Extracted material
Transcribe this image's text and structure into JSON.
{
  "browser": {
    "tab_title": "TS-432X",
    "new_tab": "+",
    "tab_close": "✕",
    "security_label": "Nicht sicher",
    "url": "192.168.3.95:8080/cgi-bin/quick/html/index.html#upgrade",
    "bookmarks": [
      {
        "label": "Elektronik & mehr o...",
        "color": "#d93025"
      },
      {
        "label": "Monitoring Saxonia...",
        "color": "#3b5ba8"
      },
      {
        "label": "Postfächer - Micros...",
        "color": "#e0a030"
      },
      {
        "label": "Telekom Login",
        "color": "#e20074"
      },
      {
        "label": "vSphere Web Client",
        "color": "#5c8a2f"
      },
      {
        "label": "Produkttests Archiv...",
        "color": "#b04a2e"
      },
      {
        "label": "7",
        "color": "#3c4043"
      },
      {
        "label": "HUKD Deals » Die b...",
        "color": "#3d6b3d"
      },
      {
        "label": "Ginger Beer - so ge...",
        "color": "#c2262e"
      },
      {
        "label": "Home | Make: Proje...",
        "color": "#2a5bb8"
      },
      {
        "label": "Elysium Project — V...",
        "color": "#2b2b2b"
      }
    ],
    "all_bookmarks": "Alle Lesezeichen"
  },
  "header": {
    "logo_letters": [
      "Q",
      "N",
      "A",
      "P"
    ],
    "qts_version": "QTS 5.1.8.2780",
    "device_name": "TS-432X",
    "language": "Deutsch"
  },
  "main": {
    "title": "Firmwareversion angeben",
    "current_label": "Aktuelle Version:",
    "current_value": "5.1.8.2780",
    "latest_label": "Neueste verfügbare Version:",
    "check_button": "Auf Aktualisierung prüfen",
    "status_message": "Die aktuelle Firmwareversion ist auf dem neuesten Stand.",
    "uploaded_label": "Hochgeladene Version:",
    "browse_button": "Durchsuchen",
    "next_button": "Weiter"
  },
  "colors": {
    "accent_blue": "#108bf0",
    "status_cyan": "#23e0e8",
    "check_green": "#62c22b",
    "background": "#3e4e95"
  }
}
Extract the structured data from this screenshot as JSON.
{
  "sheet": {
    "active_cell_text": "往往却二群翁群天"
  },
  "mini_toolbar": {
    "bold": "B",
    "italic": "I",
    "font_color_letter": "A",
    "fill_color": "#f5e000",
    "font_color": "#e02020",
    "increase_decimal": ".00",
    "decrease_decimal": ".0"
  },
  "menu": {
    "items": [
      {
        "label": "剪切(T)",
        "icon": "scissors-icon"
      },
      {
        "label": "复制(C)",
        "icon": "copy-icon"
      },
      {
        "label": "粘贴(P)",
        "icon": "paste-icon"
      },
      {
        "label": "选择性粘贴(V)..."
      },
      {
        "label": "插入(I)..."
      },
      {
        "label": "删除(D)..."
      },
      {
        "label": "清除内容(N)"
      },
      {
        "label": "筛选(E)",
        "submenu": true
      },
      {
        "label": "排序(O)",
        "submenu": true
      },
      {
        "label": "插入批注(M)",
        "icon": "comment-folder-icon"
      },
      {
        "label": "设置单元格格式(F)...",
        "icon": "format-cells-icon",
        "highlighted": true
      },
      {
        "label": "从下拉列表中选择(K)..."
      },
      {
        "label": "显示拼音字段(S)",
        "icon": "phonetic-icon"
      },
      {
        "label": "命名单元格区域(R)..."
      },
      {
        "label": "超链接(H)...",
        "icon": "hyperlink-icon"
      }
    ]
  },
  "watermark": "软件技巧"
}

Task directions
Retype exactly the lines from the one containing "Extract the structured" through the last line of the records above, including both.

Full response
Extract the structured data from this screenshot as JSON.
{
  "sheet": {
    "active_cell_text": "往往却二群翁群天"
  },
  "mini_toolbar": {
    "bold": "B",
    "italic": "I",
    "font_color_letter": "A",
    "fill_color": "#f5e000",
    "font_color": "#e02020",
    "increase_decimal": ".00",
    "decrease_decimal": ".0"
  },
  "menu": {
    "items": [
      {
        "label": "剪切(T)",
        "icon": "scissors-icon"
      },
      {
        "label": "复制(C)",
        "icon": "copy-icon"
      },
      {
        "label": "粘贴(P)",
        "icon": "paste-icon"
      },
      {
        "label": "选择性粘贴(V)..."
      },
      {
        "label": "插入(I)..."
      },
      {
        "label": "删除(D)..."
      },
      {
        "label": "清除内容(N)"
      },
      {
        "label": "筛选(E)",
        "submenu": true
      },
      {
        "label": "排序(O)",
        "submenu": true
      },
      {
        "label": "插入批注(M)",
        "icon": "comment-folder-icon"
      },
      {
        "label": "设置单元格格式(F)...",
        "icon": "format-cells-icon",
        "highlighted": true
      },
      {
        "label": "从下拉列表中选择(K)..."
      },
      {
        "label": "显示拼音字段(S)",
        "icon": "phonetic-icon"
      },
      {
        "label": "命名单元格区域(R)..."
      },
      {
        "label": "超链接(H)...",
        "icon": "hyperlink-icon"
      }
    ]
  },
  "watermark": "软件技巧"
}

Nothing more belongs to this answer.